WHAT NEEDS TO BE DONE »
Using the records that follow, work out the number of lines with the word "pela" in them; reply with that number only.

Stored items »
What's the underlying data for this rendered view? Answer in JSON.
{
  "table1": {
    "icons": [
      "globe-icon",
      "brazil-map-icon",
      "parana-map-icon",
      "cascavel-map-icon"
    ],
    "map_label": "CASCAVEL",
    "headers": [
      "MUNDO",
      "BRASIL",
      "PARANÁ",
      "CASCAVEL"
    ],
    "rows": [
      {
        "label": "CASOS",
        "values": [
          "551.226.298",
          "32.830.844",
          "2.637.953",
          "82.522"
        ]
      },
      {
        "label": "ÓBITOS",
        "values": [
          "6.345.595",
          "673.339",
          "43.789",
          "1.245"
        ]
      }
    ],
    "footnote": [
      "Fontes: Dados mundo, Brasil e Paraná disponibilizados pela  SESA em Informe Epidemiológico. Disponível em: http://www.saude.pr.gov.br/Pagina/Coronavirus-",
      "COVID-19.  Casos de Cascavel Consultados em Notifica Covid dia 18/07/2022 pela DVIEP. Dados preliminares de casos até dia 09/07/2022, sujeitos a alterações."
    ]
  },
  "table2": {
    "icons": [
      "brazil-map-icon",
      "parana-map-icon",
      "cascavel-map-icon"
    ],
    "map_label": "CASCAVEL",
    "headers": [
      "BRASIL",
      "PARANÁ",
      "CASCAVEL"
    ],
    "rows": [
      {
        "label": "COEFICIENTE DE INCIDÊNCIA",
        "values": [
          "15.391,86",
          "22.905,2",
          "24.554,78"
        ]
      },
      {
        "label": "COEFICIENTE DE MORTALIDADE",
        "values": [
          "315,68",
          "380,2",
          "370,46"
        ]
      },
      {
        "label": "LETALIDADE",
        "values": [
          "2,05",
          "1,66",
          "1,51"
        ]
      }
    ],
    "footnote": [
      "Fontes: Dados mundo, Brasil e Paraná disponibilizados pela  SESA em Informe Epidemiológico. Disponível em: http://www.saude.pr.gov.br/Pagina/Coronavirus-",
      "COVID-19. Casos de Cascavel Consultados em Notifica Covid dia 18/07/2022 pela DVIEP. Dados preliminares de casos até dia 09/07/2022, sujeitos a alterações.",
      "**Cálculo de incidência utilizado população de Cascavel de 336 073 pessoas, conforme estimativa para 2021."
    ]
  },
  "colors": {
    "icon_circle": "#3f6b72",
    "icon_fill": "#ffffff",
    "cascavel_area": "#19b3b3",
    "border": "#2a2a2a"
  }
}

TASK RESPONSE »
4